What you will do:
Render every line of the rows below as a JSON list of strings, with one string per line and any blank lines omitted.

Source material:

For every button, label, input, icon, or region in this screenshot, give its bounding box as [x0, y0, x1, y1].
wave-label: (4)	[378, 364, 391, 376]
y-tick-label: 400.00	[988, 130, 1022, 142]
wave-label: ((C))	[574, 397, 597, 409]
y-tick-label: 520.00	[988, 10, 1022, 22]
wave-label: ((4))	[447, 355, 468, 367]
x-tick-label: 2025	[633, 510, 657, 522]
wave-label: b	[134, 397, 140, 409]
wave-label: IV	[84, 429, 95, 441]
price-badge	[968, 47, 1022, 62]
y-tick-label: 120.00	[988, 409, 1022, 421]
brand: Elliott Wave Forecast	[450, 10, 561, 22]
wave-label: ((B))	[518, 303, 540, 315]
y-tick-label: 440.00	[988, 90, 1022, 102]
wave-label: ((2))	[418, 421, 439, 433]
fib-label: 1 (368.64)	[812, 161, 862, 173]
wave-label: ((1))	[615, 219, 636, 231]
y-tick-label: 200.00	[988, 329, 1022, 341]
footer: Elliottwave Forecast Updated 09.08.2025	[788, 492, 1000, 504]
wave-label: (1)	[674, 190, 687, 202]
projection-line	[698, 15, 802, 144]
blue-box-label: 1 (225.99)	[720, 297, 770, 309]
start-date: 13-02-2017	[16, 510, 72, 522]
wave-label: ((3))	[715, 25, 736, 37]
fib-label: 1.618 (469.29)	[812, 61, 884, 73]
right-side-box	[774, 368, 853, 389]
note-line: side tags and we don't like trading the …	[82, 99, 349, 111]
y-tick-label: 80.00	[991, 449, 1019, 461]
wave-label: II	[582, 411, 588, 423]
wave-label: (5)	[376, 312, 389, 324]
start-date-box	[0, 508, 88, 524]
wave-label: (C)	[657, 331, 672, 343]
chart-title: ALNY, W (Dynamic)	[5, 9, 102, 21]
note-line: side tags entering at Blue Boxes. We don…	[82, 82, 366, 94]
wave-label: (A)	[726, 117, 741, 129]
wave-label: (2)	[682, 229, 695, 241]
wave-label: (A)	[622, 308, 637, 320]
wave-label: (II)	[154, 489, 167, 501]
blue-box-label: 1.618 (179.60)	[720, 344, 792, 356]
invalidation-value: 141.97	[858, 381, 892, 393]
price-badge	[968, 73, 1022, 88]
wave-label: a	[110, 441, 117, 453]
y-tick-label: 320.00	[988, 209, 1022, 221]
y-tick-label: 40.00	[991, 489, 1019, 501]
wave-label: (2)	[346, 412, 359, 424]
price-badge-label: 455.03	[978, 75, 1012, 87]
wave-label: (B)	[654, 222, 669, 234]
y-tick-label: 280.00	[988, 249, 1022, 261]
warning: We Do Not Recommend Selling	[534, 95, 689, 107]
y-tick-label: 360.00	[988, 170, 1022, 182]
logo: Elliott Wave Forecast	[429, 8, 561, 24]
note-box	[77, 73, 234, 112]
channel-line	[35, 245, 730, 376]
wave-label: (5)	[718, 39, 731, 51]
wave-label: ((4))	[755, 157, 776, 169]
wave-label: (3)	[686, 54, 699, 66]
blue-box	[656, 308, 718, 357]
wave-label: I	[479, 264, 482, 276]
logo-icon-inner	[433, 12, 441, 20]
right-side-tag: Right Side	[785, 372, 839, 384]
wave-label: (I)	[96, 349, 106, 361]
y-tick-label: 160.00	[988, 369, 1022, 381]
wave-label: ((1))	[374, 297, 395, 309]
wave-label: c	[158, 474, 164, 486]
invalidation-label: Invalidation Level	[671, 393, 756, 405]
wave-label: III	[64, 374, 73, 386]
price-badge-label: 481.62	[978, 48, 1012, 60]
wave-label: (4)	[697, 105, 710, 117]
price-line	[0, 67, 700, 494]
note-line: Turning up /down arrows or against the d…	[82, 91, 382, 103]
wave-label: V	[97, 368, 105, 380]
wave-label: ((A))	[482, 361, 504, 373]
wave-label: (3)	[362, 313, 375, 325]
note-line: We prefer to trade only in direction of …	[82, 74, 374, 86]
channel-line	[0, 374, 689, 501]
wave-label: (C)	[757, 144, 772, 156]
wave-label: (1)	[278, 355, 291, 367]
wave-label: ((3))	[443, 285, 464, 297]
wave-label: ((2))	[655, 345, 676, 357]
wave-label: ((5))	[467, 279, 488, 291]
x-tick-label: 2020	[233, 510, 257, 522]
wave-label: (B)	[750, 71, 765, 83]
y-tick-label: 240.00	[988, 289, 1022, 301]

Reply:
[
  "For every button, label, input, icon, or region in this screenshot, give its bounding box as [x0, y0, x1, y1].",
  "wave-label: (4)\t[378, 364, 391, 376]",
  "y-tick-label: 400.00\t[988, 130, 1022, 142]",
  "wave-label: ((C))\t[574, 397, 597, 409]",
  "y-tick-label: 520.00\t[988, 10, 1022, 22]",
  "wave-label: ((4))\t[447, 355, 468, 367]",
  "x-tick-label: 2025\t[633, 510, 657, 522]",
  "wave-label: b\t[134, 397, 140, 409]",
  "wave-label: IV\t[84, 429, 95, 441]",
  "price-badge\t[968, 47, 1022, 62]",
  "y-tick-label: 120.00\t[988, 409, 1022, 421]",
  "brand: Elliott Wave Forecast\t[450, 10, 561, 22]",
  "wave-label: ((B))\t[518, 303, 540, 315]",
  "y-tick-label: 440.00\t[988, 90, 1022, 102]",
  "wave-label: ((2))\t[418, 421, 439, 433]",
  "fib-label: 1 (368.64)\t[812, 161, 862, 173]",
  "wave-label: ((1))\t[615, 219, 636, 231]",
  "y-tick-label: 200.00\t[988, 329, 1022, 341]",
  "footer: Elliottwave Forecast Updated 09.08.2025\t[788, 492, 1000, 504]",
  "wave-label: (1)\t[674, 190, 687, 202]",
  "projection-line\t[698, 15, 802, 144]",
  "blue-box-label: 1 (225.99)\t[720, 297, 770, 309]",
  "start-date: 13-02-2017\t[16, 510, 72, 522]",
  "wave-label: ((3))\t[715, 25, 736, 37]",
  "fib-label: 1.618 (469.29)\t[812, 61, 884, 73]",
  "right-side-box\t[774, 368, 853, 389]",
  "note-line: side tags and we don't like trading the …\t[82, 99, 349, 111]",
  "y-tick-label: 80.00\t[991, 449, 1019, 461]",
  "wave-label: II\t[582, 411, 588, 423]",
  "wave-label: (5)\t[376, 312, 389, 324]",
  "start-date-box\t[0, 508, 88, 524]",
  "wave-label: (C)\t[657, 331, 672, 343]",
  "chart-title: ALNY, W (Dynamic)\t[5, 9, 102, 21]",
  "note-line: side tags entering at Blue Boxes. We don…\t[82, 82, 366, 94]",
  "wave-label: (A)\t[726, 117, 741, 129]",
  "wave-label: (2)\t[682, 229, 695, 241]",
  "wave-label: (A)\t[622, 308, 637, 320]",
  "wave-label: (II)\t[154, 489, 167, 501]",
  "blue-box-label: 1.618 (179.60)\t[720, 344, 792, 356]",
  "invalidation-value: 141.97\t[858, 381, 892, 393]",
  "price-badge\t[968, 73, 1022, 88]",
  "wave-label: a\t[110, 441, 117, 453]",
  "y-tick-label: 320.00\t[988, 209, 1022, 221]",
  "y-tick-label: 40.00\t[991, 489, 1019, 501]",
  "wave-label: (2)\t[346, 412, 359, 424]",
  "price-badge-label: 455.03\t[978, 75, 1012, 87]",
  "wave-label: (B)\t[654, 222, 669, 234]",
  "y-tick-label: 280.00\t[988, 249, 1022, 261]",
  "warning: We Do Not Recommend Selling\t[534, 95, 689, 107]",
  "y-tick-label: 360.00\t[988, 170, 1022, 182]",
  "logo: Elliott Wave Forecast\t[429, 8, 561, 24]",
  "note-box\t[77, 73, 234, 112]",
  "channel-line\t[35, 245, 730, 376]",
  "wave-label: (5)\t[718, 39, 731, 51]",
  "wave-label: ((4))\t[755, 157, 776, 169]",
  "wave-label: (3)\t[686, 54, 699, 66]",
  "blue-box\t[656, 308, 718, 357]",
  "wave-label: I\t[479, 264, 482, 276]",
  "logo-icon-inner\t[433, 12, 441, 20]",
  "right-side-tag: Right Side\t[785, 372, 839, 384]",
  "wave-label: (I)\t[96, 349, 106, 361]",
  "y-tick-label: 160.00\t[988, 369, 1022, 381]",
  "wave-label: ((1))\t[374, 297, 395, 309]",
  "wave-label: c\t[158, 474, 164, 486]",
  "invalidation-label: Invalidation Level\t[671, 393, 756, 405]",
  "wave-label: III\t[64, 374, 73, 386]",
  "price-badge-label: 481.62\t[978, 48, 1012, 60]",
  "wave-label: (4)\t[697, 105, 710, 117]",
  "price-line\t[0, 67, 700, 494]",
  "note-line: Turning up /down arrows or against the d…\t[82, 91, 382, 103]",
  "wave-label: V\t[97, 368, 105, 380]",
  "wave-label: ((A))\t[482, 361, 504, 373]",
  "wave-label: (3)\t[362, 313, 375, 325]",
  "note-line: We prefer to trade only in direction of …\t[82, 74, 374, 86]",
  "channel-line\t[0, 374, 689, 501]",
  "wave-label: (C)\t[757, 144, 772, 156]",
  "wave-label: (1)\t[278, 355, 291, 367]",
  "wave-label: ((3))\t[443, 285, 464, 297]",
  "wave-label: ((2))\t[655, 345, 676, 357]",
  "wave-label: ((5))\t[467, 279, 488, 291]",
  "x-tick-label: 2020\t[233, 510, 257, 522]",
  "wave-label: (B)\t[750, 71, 765, 83]",
  "y-tick-label: 240.00\t[988, 289, 1022, 301]"
]